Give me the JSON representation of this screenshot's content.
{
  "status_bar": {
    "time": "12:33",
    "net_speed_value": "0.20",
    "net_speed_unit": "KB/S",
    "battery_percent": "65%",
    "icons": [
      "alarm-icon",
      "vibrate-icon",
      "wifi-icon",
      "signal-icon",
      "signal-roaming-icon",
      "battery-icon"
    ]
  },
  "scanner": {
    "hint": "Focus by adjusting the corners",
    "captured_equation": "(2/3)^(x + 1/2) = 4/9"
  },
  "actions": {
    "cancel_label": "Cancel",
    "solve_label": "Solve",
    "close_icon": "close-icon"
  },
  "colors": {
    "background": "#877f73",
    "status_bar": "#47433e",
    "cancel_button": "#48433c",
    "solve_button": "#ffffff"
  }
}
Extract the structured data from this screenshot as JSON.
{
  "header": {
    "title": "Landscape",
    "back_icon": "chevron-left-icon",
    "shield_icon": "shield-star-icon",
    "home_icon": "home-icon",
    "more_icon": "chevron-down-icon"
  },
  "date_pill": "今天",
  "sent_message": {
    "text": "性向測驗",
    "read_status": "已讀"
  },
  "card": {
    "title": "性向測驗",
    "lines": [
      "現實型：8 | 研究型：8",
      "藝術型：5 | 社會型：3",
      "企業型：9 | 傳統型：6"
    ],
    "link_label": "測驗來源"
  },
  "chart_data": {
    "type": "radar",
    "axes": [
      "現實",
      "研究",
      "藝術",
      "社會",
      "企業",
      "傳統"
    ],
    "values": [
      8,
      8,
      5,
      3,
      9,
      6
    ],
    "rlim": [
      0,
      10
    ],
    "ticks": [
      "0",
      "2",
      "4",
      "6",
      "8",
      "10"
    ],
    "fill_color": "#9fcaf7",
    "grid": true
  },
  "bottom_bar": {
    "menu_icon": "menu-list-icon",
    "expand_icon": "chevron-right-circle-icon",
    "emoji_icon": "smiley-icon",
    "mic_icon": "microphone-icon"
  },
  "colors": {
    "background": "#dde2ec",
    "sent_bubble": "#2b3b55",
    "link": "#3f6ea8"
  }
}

_ _ _

Aim of the exercise:
Extract the full set of entries word for word.

Response to this exercise:
Give me the JSON representation of this screenshot's content.
{
  "status_bar": {
    "time": "12:33",
    "net_speed_value": "0.20",
    "net_speed_unit": "KB/S",
    "battery_percent": "65%",
    "icons": [
      "alarm-icon",
      "vibrate-icon",
      "wifi-icon",
      "signal-icon",
      "signal-roaming-icon",
      "battery-icon"
    ]
  },
  "scanner": {
    "hint": "Focus by adjusting the corners",
    "captured_equation": "(2/3)^(x + 1/2) = 4/9"
  },
  "actions": {
    "cancel_label": "Cancel",
    "solve_label": "Solve",
    "close_icon": "close-icon"
  },
  "colors": {
    "background": "#877f73",
    "status_bar": "#47433e",
    "cancel_button": "#48433c",
    "solve_button": "#ffffff"
  }
}
Extract the structured data from this screenshot as JSON.
{
  "header": {
    "title": "Landscape",
    "back_icon": "chevron-left-icon",
    "shield_icon": "shield-star-icon",
    "home_icon": "home-icon",
    "more_icon": "chevron-down-icon"
  },
  "date_pill": "今天",
  "sent_message": {
    "text": "性向測驗",
    "read_status": "已讀"
  },
  "card": {
    "title": "性向測驗",
    "lines": [
      "現實型：8 | 研究型：8",
      "藝術型：5 | 社會型：3",
      "企業型：9 | 傳統型：6"
    ],
    "link_label": "測驗來源"
  },
  "chart_data": {
    "type": "radar",
    "axes": [
      "現實",
      "研究",
      "藝術",
      "社會",
      "企業",
      "傳統"
    ],
    "values": [
      8,
      8,
      5,
      3,
      9,
      6
    ],
    "rlim": [
      0,
      10
    ],
    "ticks": [
      "0",
      "2",
      "4",
      "6",
      "8",
      "10"
    ],
    "fill_color": "#9fcaf7",
    "grid": true
  },
  "bottom_bar": {
    "menu_icon": "menu-list-icon",
    "expand_icon": "chevron-right-circle-icon",
    "emoji_icon": "smiley-icon",
    "mic_icon": "microphone-icon"
  },
  "colors": {
    "background": "#dde2ec",
    "sent_bubble": "#2b3b55",
    "link": "#3f6ea8"
  }
}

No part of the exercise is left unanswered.